## Aim
Beginning with the line where "OCR this image." appears, restate the lines word for word through the last one in the listing.

%%

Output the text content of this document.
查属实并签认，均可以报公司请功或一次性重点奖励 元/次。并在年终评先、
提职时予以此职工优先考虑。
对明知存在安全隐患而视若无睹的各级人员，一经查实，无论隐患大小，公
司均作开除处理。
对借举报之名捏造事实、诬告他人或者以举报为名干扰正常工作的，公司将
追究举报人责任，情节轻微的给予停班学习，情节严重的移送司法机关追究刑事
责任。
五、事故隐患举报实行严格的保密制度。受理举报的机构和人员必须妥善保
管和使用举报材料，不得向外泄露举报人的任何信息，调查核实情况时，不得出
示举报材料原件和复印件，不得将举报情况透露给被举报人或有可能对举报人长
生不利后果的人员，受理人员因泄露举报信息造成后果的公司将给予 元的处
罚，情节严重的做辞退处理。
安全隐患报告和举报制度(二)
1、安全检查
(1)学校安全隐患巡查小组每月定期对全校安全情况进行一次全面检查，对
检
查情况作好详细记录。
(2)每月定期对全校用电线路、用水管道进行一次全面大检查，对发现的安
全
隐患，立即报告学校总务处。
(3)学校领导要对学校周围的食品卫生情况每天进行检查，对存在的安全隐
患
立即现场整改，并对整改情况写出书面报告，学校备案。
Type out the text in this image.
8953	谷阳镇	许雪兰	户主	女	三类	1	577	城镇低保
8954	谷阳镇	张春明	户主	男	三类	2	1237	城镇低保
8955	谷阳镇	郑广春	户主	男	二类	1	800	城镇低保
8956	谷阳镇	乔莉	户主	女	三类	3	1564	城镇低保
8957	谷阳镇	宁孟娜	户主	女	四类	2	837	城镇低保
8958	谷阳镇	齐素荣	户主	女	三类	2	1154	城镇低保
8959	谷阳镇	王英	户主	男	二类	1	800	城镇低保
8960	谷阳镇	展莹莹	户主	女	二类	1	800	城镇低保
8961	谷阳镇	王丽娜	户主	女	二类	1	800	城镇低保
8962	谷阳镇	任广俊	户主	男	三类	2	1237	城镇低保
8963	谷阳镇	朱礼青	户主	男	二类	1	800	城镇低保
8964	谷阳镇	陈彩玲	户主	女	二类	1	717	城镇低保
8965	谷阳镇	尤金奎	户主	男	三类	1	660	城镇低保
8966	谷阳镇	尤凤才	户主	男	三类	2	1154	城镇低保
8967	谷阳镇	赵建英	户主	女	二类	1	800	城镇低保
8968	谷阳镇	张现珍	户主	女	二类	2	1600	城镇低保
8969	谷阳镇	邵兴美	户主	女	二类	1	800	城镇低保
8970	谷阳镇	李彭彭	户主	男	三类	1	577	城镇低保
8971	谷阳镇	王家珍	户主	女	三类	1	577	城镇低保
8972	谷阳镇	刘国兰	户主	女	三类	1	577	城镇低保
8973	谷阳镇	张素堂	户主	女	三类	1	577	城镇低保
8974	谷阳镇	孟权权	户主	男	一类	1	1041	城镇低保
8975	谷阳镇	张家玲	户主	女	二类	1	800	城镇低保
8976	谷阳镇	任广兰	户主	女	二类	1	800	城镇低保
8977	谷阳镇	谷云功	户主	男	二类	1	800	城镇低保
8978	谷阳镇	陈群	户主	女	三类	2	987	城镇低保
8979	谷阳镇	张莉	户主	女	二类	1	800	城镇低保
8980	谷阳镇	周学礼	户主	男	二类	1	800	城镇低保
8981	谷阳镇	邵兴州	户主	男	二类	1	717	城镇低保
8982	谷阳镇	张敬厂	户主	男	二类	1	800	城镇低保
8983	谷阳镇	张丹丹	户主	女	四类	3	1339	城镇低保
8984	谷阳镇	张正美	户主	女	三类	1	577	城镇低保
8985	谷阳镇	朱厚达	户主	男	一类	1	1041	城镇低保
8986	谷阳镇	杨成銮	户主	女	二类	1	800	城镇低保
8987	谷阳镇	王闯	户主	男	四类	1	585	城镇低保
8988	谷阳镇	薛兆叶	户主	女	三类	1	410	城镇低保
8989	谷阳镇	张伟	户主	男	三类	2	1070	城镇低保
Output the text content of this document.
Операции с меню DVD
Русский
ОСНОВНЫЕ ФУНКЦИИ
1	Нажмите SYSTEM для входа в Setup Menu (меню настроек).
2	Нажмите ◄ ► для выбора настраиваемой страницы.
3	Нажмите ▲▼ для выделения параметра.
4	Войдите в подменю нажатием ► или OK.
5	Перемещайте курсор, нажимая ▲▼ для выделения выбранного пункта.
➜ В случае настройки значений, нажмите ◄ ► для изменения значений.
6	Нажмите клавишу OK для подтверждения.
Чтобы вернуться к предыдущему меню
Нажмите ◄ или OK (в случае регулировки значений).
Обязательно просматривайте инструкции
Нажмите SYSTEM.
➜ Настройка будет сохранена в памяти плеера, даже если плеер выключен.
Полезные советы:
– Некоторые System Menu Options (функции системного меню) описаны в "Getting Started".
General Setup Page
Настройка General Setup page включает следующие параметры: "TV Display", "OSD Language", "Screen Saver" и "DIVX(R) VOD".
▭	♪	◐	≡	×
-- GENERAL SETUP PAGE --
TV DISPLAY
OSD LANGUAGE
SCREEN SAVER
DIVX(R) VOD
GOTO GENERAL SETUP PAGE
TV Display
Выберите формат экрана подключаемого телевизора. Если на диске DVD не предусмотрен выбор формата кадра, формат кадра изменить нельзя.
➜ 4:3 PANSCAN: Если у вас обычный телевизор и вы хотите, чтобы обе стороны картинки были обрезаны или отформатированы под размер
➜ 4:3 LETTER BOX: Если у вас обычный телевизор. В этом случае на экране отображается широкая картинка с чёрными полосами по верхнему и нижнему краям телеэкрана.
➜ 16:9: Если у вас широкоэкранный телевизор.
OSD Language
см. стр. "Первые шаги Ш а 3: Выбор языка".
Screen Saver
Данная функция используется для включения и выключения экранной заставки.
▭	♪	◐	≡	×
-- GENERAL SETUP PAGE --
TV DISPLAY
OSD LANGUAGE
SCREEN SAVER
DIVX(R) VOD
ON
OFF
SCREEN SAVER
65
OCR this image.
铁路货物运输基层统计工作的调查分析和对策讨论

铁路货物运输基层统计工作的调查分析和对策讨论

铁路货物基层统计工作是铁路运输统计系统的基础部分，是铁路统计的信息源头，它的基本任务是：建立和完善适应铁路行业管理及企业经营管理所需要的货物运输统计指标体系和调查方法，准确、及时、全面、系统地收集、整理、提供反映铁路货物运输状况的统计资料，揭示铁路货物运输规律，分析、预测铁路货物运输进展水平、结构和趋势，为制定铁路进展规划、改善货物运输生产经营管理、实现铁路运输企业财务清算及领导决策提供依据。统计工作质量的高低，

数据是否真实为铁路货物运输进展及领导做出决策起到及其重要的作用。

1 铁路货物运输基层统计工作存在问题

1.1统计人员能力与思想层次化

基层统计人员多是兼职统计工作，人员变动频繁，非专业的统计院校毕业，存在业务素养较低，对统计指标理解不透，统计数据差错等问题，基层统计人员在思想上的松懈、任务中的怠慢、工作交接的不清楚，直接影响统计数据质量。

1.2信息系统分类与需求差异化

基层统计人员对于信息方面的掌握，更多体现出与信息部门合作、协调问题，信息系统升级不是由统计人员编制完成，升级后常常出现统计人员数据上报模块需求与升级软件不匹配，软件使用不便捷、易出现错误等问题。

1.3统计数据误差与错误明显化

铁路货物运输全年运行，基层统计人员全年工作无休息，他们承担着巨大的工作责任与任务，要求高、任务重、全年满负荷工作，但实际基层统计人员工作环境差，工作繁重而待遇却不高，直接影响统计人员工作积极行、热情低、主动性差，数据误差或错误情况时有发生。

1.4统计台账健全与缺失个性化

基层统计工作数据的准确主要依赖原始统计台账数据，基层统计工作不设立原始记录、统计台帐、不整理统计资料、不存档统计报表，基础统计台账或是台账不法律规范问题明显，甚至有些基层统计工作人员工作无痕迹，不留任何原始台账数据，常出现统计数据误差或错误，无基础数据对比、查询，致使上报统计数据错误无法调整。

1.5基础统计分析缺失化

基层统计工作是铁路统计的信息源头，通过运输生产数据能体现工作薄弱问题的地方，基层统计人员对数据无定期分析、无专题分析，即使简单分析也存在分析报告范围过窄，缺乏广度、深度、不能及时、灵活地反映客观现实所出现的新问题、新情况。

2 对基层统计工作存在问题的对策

%%

## Task response
OCR this image.
铁路货物运输基层统计工作的调查分析和对策讨论

铁路货物运输基层统计工作的调查分析和对策讨论

铁路货物基层统计工作是铁路运输统计系统的基础部分，是铁路统计的信息源头，它的基本任务是：建立和完善适应铁路行业管理及企业经营管理所需要的货物运输统计指标体系和调查方法，准确、及时、全面、系统地收集、整理、提供反映铁路货物运输状况的统计资料，揭示铁路货物运输规律，分析、预测铁路货物运输进展水平、结构和趋势，为制定铁路进展规划、改善货物运输生产经营管理、实现铁路运输企业财务清算及领导决策提供依据。统计工作质量的高低，

数据是否真实为铁路货物运输进展及领导做出决策起到及其重要的作用。

1 铁路货物运输基层统计工作存在问题

1.1统计人员能力与思想层次化

基层统计人员多是兼职统计工作，人员变动频繁，非专业的统计院校毕业，存在业务素养较低，对统计指标理解不透，统计数据差错等问题，基层统计人员在思想上的松懈、任务中的怠慢、工作交接的不清楚，直接影响统计数据质量。

1.2信息系统分类与需求差异化

基层统计人员对于信息方面的掌握，更多体现出与信息部门合作、协调问题，信息系统升级不是由统计人员编制完成，升级后常常出现统计人员数据上报模块需求与升级软件不匹配，软件使用不便捷、易出现错误等问题。

1.3统计数据误差与错误明显化

铁路货物运输全年运行，基层统计人员全年工作无休息，他们承担着巨大的工作责任与任务，要求高、任务重、全年满负荷工作，但实际基层统计人员工作环境差，工作繁重而待遇却不高，直接影响统计人员工作积极行、热情低、主动性差，数据误差或错误情况时有发生。

1.4统计台账健全与缺失个性化

基层统计工作数据的准确主要依赖原始统计台账数据，基层统计工作不设立原始记录、统计台帐、不整理统计资料、不存档统计报表，基础统计台账或是台账不法律规范问题明显，甚至有些基层统计工作人员工作无痕迹，不留任何原始台账数据，常出现统计数据误差或错误，无基础数据对比、查询，致使上报统计数据错误无法调整。

1.5基础统计分析缺失化

基层统计工作是铁路统计的信息源头，通过运输生产数据能体现工作薄弱问题的地方，基层统计人员对数据无定期分析、无专题分析，即使简单分析也存在分析报告范围过窄，缺乏广度、深度、不能及时、灵活地反映客观现实所出现的新问题、新情况。

2 对基层统计工作存在问题的对策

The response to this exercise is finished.